(YOUR OBJECTIVE): Give back the full listing, character for character, with no pictures.

A run of records
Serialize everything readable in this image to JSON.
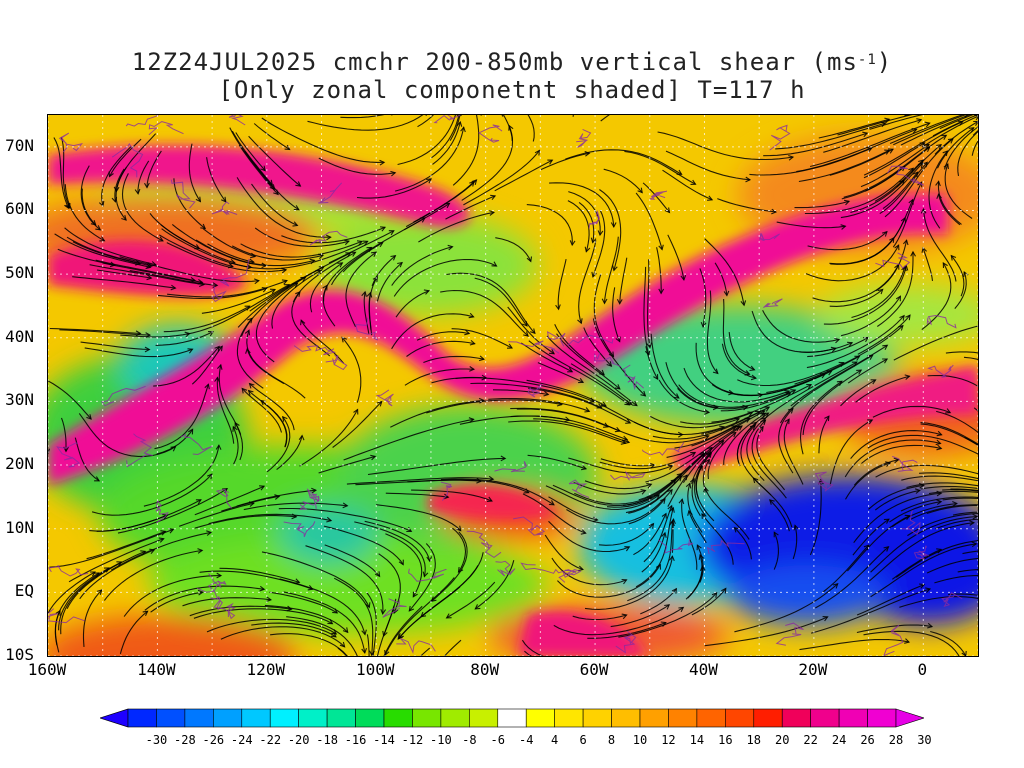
{
  "title": {
    "line1_prefix": "12Z24JUL2025 cmchr 200-850mb vertical shear (ms",
    "line1_sup": "-1",
    "line1_suffix": ")",
    "line2": "[Only zonal componetnt shaded] T=117 h"
  },
  "map": {
    "lon_range": [
      -160,
      10
    ],
    "lat_range": [
      -10,
      75
    ],
    "y_ticks": [
      "70N",
      "60N",
      "50N",
      "40N",
      "30N",
      "20N",
      "10N",
      "EQ",
      "10S"
    ],
    "x_ticks": [
      "160W",
      "140W",
      "120W",
      "100W",
      "80W",
      "60W",
      "40W",
      "20W",
      "0"
    ],
    "fill_description_colors": {
      "strong_positive": "#f20f96",
      "moderate_positive": "#f05a16",
      "weak_positive": "#f7d200",
      "weak_negative": "#7ee000",
      "moderate_negative": "#1cc8c8",
      "strong_negative": "#0a14e6"
    }
  },
  "colorbar": {
    "labels": [
      "-30",
      "-28",
      "-26",
      "-24",
      "-22",
      "-20",
      "-18",
      "-16",
      "-14",
      "-12",
      "-10",
      "-8",
      "-6",
      "-4",
      "4",
      "6",
      "8",
      "10",
      "12",
      "14",
      "16",
      "18",
      "20",
      "22",
      "24",
      "26",
      "28",
      "30"
    ],
    "colors": [
      "#1e00ff",
      "#0028ff",
      "#0050ff",
      "#0078ff",
      "#00a0ff",
      "#00c8ff",
      "#00f0ff",
      "#00f0c8",
      "#00e696",
      "#00dc5a",
      "#28dc00",
      "#78e600",
      "#a0eb00",
      "#c8f000",
      "#ffffff",
      "#ffff00",
      "#ffe600",
      "#ffd200",
      "#ffbe00",
      "#ffa000",
      "#ff8200",
      "#ff6400",
      "#ff4600",
      "#ff1e00",
      "#f0005a",
      "#f0008c",
      "#f000b4",
      "#f000d2",
      "#e600e6"
    ]
  }
}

(FINAL ANSWER):
Serialize everything readable in this image to JSON.
{
  "title": {
    "line1_prefix": "12Z24JUL2025 cmchr 200-850mb vertical shear (ms",
    "line1_sup": "-1",
    "line1_suffix": ")",
    "line2": "[Only zonal componetnt shaded] T=117 h"
  },
  "map": {
    "lon_range": [
      -160,
      10
    ],
    "lat_range": [
      -10,
      75
    ],
    "y_ticks": [
      "70N",
      "60N",
      "50N",
      "40N",
      "30N",
      "20N",
      "10N",
      "EQ",
      "10S"
    ],
    "x_ticks": [
      "160W",
      "140W",
      "120W",
      "100W",
      "80W",
      "60W",
      "40W",
      "20W",
      "0"
    ],
    "fill_description_colors": {
      "strong_positive": "#f20f96",
      "moderate_positive": "#f05a16",
      "weak_positive": "#f7d200",
      "weak_negative": "#7ee000",
      "moderate_negative": "#1cc8c8",
      "strong_negative": "#0a14e6"
    }
  },
  "colorbar": {
    "labels": [
      "-30",
      "-28",
      "-26",
      "-24",
      "-22",
      "-20",
      "-18",
      "-16",
      "-14",
      "-12",
      "-10",
      "-8",
      "-6",
      "-4",
      "4",
      "6",
      "8",
      "10",
      "12",
      "14",
      "16",
      "18",
      "20",
      "22",
      "24",
      "26",
      "28",
      "30"
    ],
    "colors": [
      "#1e00ff",
      "#0028ff",
      "#0050ff",
      "#0078ff",
      "#00a0ff",
      "#00c8ff",
      "#00f0ff",
      "#00f0c8",
      "#00e696",
      "#00dc5a",
      "#28dc00",
      "#78e600",
      "#a0eb00",
      "#c8f000",
      "#ffffff",
      "#ffff00",
      "#ffe600",
      "#ffd200",
      "#ffbe00",
      "#ffa000",
      "#ff8200",
      "#ff6400",
      "#ff4600",
      "#ff1e00",
      "#f0005a",
      "#f0008c",
      "#f000b4",
      "#f000d2",
      "#e600e6"
    ]
  }
}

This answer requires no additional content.